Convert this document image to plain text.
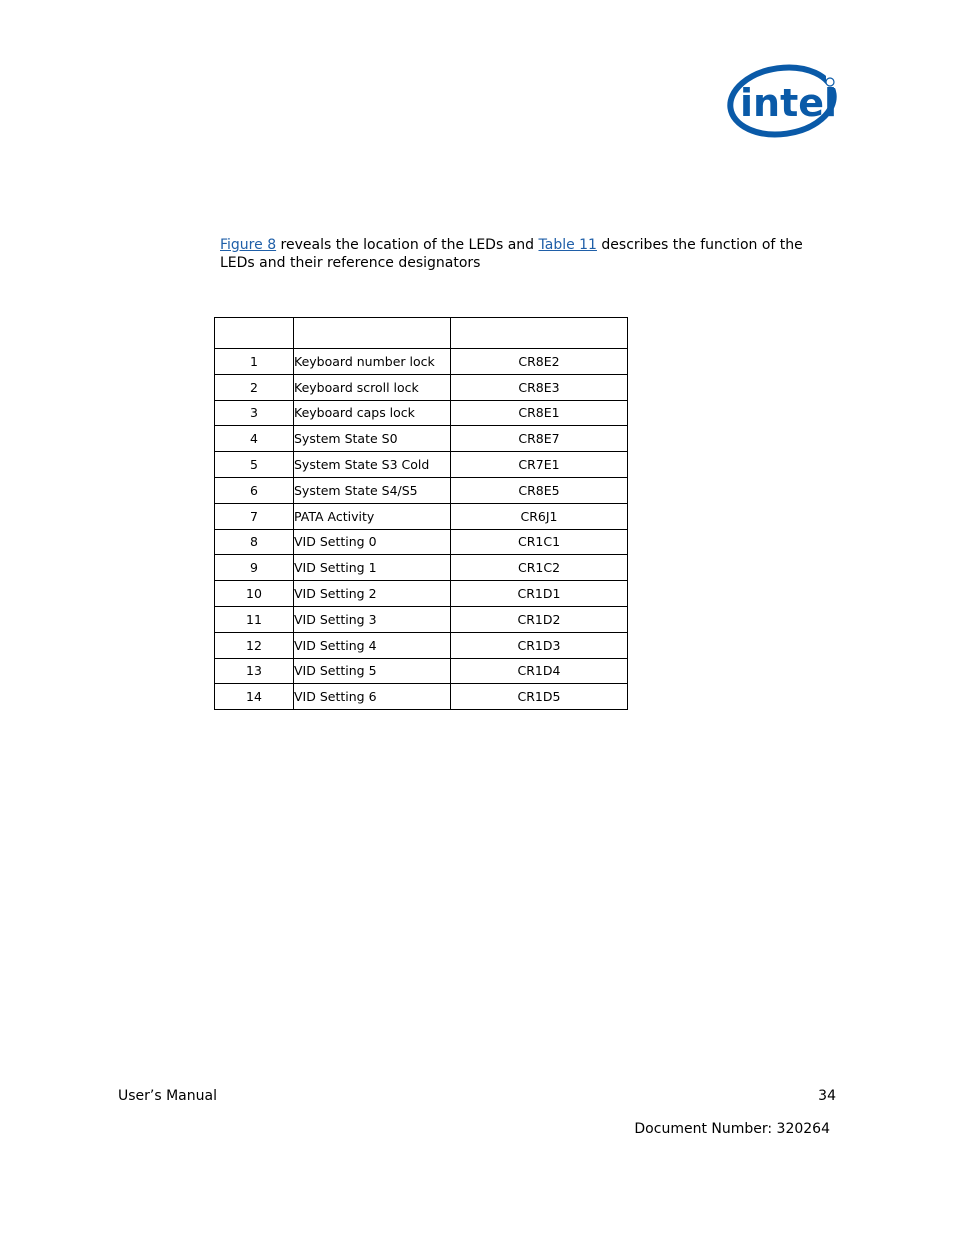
intel
Figure 8 reveals the location of the LEDs and Table 11 describes the function of the LEDs and their reference designators

1	Keyboard number lock	CR8E2
2	Keyboard scroll lock	CR8E3
3	Keyboard caps lock	CR8E1
4	System State S0	CR8E7
5	System State S3 Cold	CR7E1
6	System State S4/S5	CR8E5
7	PATA Activity	CR6J1
8	VID Setting 0	CR1C1
9	VID Setting 1	CR1C2
10	VID Setting 2	CR1D1
11	VID Setting 3	CR1D2
12	VID Setting 4	CR1D3
13	VID Setting 5	CR1D4
14	VID Setting 6	CR1D5
User’s Manual	34
Document Number: 320264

What you should do: Quote the entries in full. Any image among them is to be omitted from the copy.

Answer to this problem:
Convert this document image to plain text.
intel
Figure 8 reveals the location of the LEDs and Table 11 describes the function of the LEDs and their reference designators

1	Keyboard number lock	CR8E2
2	Keyboard scroll lock	CR8E3
3	Keyboard caps lock	CR8E1
4	System State S0	CR8E7
5	System State S3 Cold	CR7E1
6	System State S4/S5	CR8E5
7	PATA Activity	CR6J1
8	VID Setting 0	CR1C1
9	VID Setting 1	CR1C2
10	VID Setting 2	CR1D1
11	VID Setting 3	CR1D2
12	VID Setting 4	CR1D3
13	VID Setting 5	CR1D4
14	VID Setting 6	CR1D5
User’s Manual	34
Document Number: 320264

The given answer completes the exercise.